§ **Task to complete**:
Return every line of the material exactly.

§ **Supplied data**:
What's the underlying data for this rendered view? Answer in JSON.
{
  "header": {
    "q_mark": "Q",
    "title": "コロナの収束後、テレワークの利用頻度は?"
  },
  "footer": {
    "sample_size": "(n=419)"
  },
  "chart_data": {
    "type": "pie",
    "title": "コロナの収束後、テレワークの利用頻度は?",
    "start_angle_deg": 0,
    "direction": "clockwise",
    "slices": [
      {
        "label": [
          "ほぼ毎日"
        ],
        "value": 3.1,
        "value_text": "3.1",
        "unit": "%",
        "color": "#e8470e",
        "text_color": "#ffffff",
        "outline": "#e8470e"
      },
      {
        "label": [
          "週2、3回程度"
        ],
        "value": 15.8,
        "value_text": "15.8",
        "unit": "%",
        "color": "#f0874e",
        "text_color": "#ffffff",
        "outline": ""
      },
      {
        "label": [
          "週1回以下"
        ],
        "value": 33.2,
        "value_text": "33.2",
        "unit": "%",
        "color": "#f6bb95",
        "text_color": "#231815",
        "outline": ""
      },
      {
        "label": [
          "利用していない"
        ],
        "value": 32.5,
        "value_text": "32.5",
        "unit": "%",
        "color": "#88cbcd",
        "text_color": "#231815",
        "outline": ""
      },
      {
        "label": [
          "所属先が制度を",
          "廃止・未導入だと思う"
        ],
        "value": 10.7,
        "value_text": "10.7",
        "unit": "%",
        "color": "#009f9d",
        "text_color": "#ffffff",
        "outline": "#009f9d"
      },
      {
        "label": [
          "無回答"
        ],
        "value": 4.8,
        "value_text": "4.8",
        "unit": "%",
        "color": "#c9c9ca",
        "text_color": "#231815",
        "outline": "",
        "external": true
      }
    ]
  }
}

§ **Solution**:
What's the underlying data for this rendered view? Answer in JSON.
{
  "header": {
    "q_mark": "Q",
    "title": "コロナの収束後、テレワークの利用頻度は?"
  },
  "footer": {
    "sample_size": "(n=419)"
  },
  "chart_data": {
    "type": "pie",
    "title": "コロナの収束後、テレワークの利用頻度は?",
    "start_angle_deg": 0,
    "direction": "clockwise",
    "slices": [
      {
        "label": [
          "ほぼ毎日"
        ],
        "value": 3.1,
        "value_text": "3.1",
        "unit": "%",
        "color": "#e8470e",
        "text_color": "#ffffff",
        "outline": "#e8470e"
      },
      {
        "label": [
          "週2、3回程度"
        ],
        "value": 15.8,
        "value_text": "15.8",
        "unit": "%",
        "color": "#f0874e",
        "text_color": "#ffffff",
        "outline": ""
      },
      {
        "label": [
          "週1回以下"
        ],
        "value": 33.2,
        "value_text": "33.2",
        "unit": "%",
        "color": "#f6bb95",
        "text_color": "#231815",
        "outline": ""
      },
      {
        "label": [
          "利用していない"
        ],
        "value": 32.5,
        "value_text": "32.5",
        "unit": "%",
        "color": "#88cbcd",
        "text_color": "#231815",
        "outline": ""
      },
      {
        "label": [
          "所属先が制度を",
          "廃止・未導入だと思う"
        ],
        "value": 10.7,
        "value_text": "10.7",
        "unit": "%",
        "color": "#009f9d",
        "text_color": "#ffffff",
        "outline": "#009f9d"
      },
      {
        "label": [
          "無回答"
        ],
        "value": 4.8,
        "value_text": "4.8",
        "unit": "%",
        "color": "#c9c9ca",
        "text_color": "#231815",
        "outline": "",
        "external": true
      }
    ]
  }
}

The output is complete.